--- START OF RECORDS FOR THE EXERCISE ---
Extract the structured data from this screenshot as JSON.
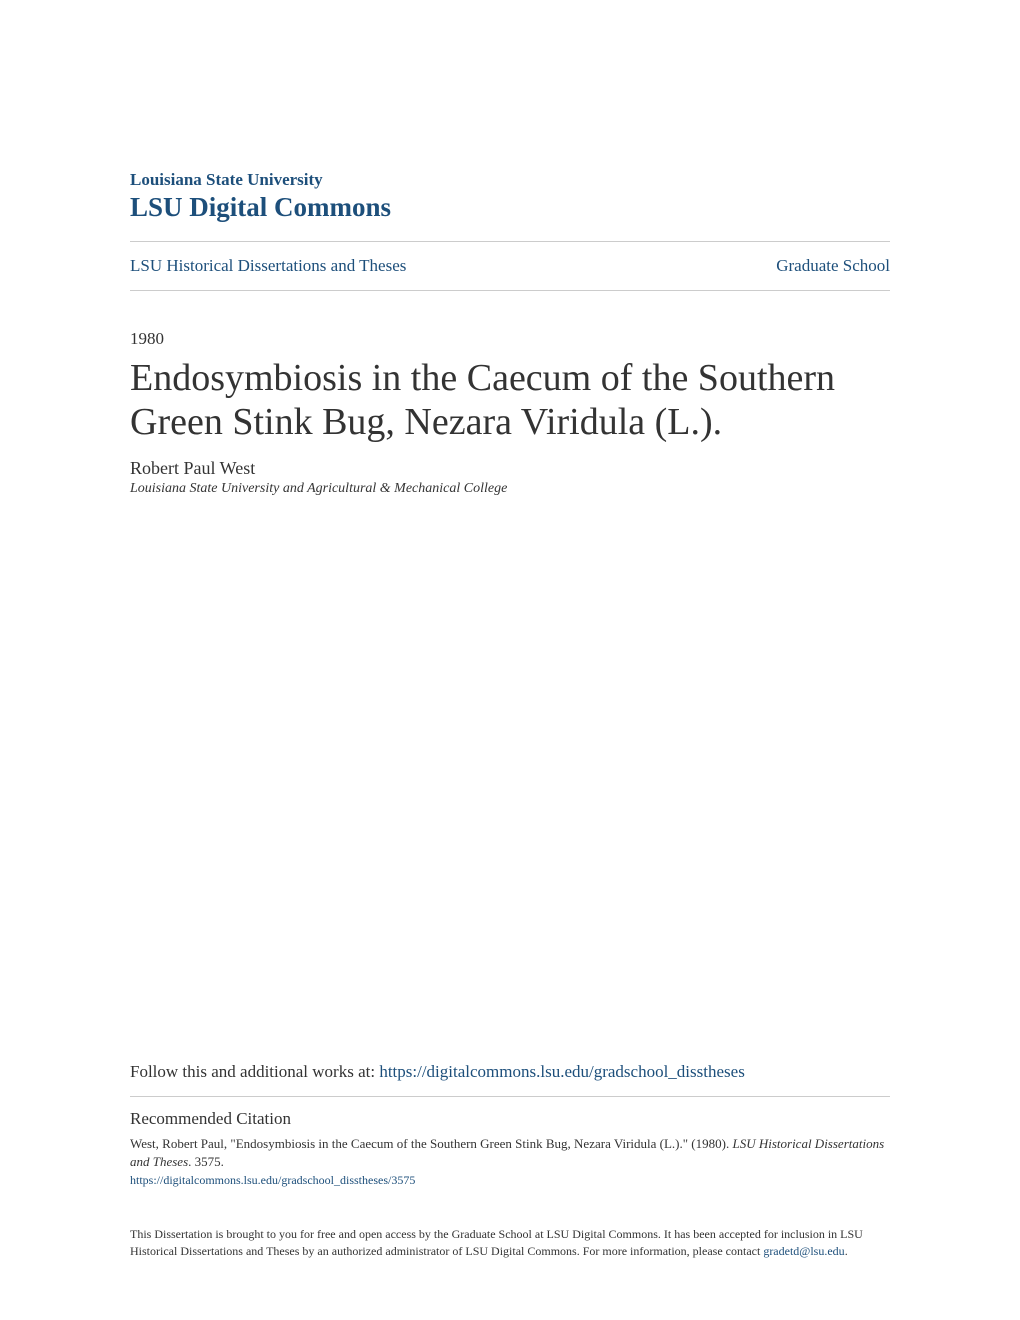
{
  "header": {
    "institution": "Louisiana State University",
    "commons": "LSU Digital Commons"
  },
  "nav": {
    "left": "LSU Historical Dissertations and Theses",
    "right": "Graduate School"
  },
  "document": {
    "year": "1980",
    "title": "Endosymbiosis in the Caecum of the Southern Green Stink Bug, Nezara Viridula (L.).",
    "author": "Robert Paul West",
    "affiliation": "Louisiana State University and Agricultural & Mechanical College"
  },
  "follow": {
    "prefix": "Follow this and additional works at: ",
    "url": "https://digitalcommons.lsu.edu/gradschool_disstheses"
  },
  "citation": {
    "heading": "Recommended Citation",
    "text_part1": "West, Robert Paul, \"Endosymbiosis in the Caecum of the Southern Green Stink Bug, Nezara Viridula (L.).\" (1980). ",
    "text_italic": "LSU Historical Dissertations and Theses",
    "text_part2": ". 3575.",
    "url": "https://digitalcommons.lsu.edu/gradschool_disstheses/3575"
  },
  "disclaimer": {
    "text": "This Dissertation is brought to you for free and open access by the Graduate School at LSU Digital Commons. It has been accepted for inclusion in LSU Historical Dissertations and Theses by an authorized administrator of LSU Digital Commons. For more information, please contact ",
    "email": "gradetd@lsu.edu",
    "suffix": "."
  },
  "colors": {
    "link": "#1d4f7b",
    "text": "#333333",
    "divider": "#cccccc",
    "background": "#ffffff"
  }
}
--- END OF RECORDS FOR THE EXERCISE ---
REQUIRED WORK: From the entries above, copy out every line where the string "Robert" appears.

COMPLETED EXERCISE:
    "author": "Robert Paul West",
    "text_part1": "West, Robert Paul, \"Endosymbiosis in the Caecum of the Southern Green Stink Bug, Nezara Viridula (L.).\" (1980). ",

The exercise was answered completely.